[Region boundary data]
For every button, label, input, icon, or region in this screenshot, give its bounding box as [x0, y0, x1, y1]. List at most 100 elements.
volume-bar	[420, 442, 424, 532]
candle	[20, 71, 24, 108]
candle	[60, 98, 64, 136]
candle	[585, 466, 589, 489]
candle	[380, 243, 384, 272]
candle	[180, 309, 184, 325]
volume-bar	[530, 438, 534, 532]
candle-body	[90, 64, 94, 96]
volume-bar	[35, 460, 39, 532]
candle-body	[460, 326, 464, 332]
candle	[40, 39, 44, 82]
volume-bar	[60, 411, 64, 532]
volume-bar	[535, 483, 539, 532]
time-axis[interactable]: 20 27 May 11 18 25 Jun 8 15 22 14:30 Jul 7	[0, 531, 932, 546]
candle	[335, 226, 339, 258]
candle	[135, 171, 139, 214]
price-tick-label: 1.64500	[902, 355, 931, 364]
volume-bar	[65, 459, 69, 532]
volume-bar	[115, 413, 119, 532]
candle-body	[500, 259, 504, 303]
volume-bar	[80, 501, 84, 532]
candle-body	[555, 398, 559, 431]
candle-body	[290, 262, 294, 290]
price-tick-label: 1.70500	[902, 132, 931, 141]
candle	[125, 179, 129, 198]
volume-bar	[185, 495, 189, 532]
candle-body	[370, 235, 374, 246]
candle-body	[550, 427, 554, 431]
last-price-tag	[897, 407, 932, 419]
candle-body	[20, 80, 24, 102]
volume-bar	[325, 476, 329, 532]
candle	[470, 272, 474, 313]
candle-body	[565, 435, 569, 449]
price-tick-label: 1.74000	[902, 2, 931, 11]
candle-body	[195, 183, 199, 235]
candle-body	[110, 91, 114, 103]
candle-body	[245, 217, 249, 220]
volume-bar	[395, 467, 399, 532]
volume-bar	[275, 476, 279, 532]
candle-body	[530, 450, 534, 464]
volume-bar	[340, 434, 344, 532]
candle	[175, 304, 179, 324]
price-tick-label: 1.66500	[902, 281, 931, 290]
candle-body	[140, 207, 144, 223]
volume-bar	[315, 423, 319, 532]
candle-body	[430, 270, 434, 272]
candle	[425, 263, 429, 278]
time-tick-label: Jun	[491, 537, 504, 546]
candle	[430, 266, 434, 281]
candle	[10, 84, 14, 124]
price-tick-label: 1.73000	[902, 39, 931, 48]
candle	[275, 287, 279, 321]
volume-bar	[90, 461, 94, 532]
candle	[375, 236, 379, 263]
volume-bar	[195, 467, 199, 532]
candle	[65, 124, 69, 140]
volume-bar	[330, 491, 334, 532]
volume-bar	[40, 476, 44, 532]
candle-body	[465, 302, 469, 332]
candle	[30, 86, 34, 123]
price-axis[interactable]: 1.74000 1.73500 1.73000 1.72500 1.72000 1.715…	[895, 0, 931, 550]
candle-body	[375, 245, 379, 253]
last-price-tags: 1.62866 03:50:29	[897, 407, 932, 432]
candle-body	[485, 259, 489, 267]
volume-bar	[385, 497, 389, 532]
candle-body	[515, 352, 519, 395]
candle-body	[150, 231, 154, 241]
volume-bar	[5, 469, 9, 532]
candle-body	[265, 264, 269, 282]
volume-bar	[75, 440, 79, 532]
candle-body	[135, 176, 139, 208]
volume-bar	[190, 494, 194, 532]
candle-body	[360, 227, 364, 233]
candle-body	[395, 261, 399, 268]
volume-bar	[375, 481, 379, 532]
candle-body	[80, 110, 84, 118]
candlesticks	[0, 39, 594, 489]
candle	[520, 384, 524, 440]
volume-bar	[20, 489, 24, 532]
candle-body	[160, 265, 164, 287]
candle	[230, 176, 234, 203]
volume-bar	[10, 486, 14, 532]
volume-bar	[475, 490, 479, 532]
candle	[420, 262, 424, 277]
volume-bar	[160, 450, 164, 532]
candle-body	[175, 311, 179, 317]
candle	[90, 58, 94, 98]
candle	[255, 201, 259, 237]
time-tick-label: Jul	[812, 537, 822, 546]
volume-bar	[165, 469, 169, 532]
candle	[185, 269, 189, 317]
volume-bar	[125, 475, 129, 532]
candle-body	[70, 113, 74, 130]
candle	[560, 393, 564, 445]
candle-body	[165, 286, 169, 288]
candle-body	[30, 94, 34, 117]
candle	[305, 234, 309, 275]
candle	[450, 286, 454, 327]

REQUEST: Can you retype all of the region boundary data above, line for line and without a single change?

CORRECT RESULT:
For every button, label, input, icon, or region in this screenshot, give its bounding box as [x0, y0, x1, y1]. List at most 100 elements.
volume-bar	[420, 442, 424, 532]
candle	[20, 71, 24, 108]
candle	[60, 98, 64, 136]
candle	[585, 466, 589, 489]
candle	[380, 243, 384, 272]
candle	[180, 309, 184, 325]
volume-bar	[530, 438, 534, 532]
candle-body	[90, 64, 94, 96]
volume-bar	[35, 460, 39, 532]
candle-body	[460, 326, 464, 332]
candle	[40, 39, 44, 82]
volume-bar	[60, 411, 64, 532]
volume-bar	[535, 483, 539, 532]
time-axis[interactable]: 20 27 May 11 18 25 Jun 8 15 22 14:30 Jul 7	[0, 531, 932, 546]
candle	[335, 226, 339, 258]
candle	[135, 171, 139, 214]
price-tick-label: 1.64500	[902, 355, 931, 364]
volume-bar	[65, 459, 69, 532]
volume-bar	[115, 413, 119, 532]
candle-body	[500, 259, 504, 303]
volume-bar	[80, 501, 84, 532]
candle-body	[555, 398, 559, 431]
candle-body	[290, 262, 294, 290]
price-tick-label: 1.70500	[902, 132, 931, 141]
candle	[125, 179, 129, 198]
volume-bar	[185, 495, 189, 532]
candle-body	[370, 235, 374, 246]
candle-body	[550, 427, 554, 431]
last-price-tag	[897, 407, 932, 419]
candle-body	[20, 80, 24, 102]
volume-bar	[325, 476, 329, 532]
candle	[470, 272, 474, 313]
candle-body	[565, 435, 569, 449]
price-tick-label: 1.74000	[902, 2, 931, 11]
candle-body	[195, 183, 199, 235]
candle-body	[110, 91, 114, 103]
candle-body	[245, 217, 249, 220]
volume-bar	[395, 467, 399, 532]
volume-bar	[275, 476, 279, 532]
candle-body	[530, 450, 534, 464]
volume-bar	[340, 434, 344, 532]
candle	[175, 304, 179, 324]
price-tick-label: 1.66500	[902, 281, 931, 290]
candle-body	[140, 207, 144, 223]
volume-bar	[315, 423, 319, 532]
candle-body	[430, 270, 434, 272]
candle	[425, 263, 429, 278]
time-tick-label: Jun	[491, 537, 504, 546]
candle	[430, 266, 434, 281]
candle	[10, 84, 14, 124]
price-tick-label: 1.73000	[902, 39, 931, 48]
candle	[275, 287, 279, 321]
volume-bar	[90, 461, 94, 532]
candle	[375, 236, 379, 263]
volume-bar	[195, 467, 199, 532]
candle	[65, 124, 69, 140]
volume-bar	[330, 491, 334, 532]
volume-bar	[40, 476, 44, 532]
candle-body	[465, 302, 469, 332]
candle	[30, 86, 34, 123]
price-axis[interactable]: 1.74000 1.73500 1.73000 1.72500 1.72000 1.715…	[895, 0, 931, 550]
candle-body	[375, 245, 379, 253]
last-price-tags: 1.62866 03:50:29	[897, 407, 932, 432]
candle-body	[485, 259, 489, 267]
volume-bar	[385, 497, 389, 532]
candle-body	[515, 352, 519, 395]
candle-body	[150, 231, 154, 241]
volume-bar	[5, 469, 9, 532]
candle-body	[265, 264, 269, 282]
volume-bar	[75, 440, 79, 532]
candle-body	[135, 176, 139, 208]
volume-bar	[190, 494, 194, 532]
candle-body	[360, 227, 364, 233]
candle-body	[395, 261, 399, 268]
volume-bar	[375, 481, 379, 532]
candle-body	[80, 110, 84, 118]
candlesticks	[0, 39, 594, 489]
candle	[520, 384, 524, 440]
volume-bar	[20, 489, 24, 532]
candle-body	[160, 265, 164, 287]
candle	[230, 176, 234, 203]
volume-bar	[10, 486, 14, 532]
volume-bar	[475, 490, 479, 532]
candle	[420, 262, 424, 277]
volume-bar	[160, 450, 164, 532]
candle-body	[175, 311, 179, 317]
candle	[90, 58, 94, 98]
candle	[255, 201, 259, 237]
time-tick-label: Jul	[812, 537, 822, 546]
volume-bar	[165, 469, 169, 532]
candle	[185, 269, 189, 317]
volume-bar	[125, 475, 129, 532]
candle-body	[70, 113, 74, 130]
candle	[560, 393, 564, 445]
candle-body	[165, 286, 169, 288]
candle-body	[30, 94, 34, 117]
candle	[305, 234, 309, 275]
candle	[450, 286, 454, 327]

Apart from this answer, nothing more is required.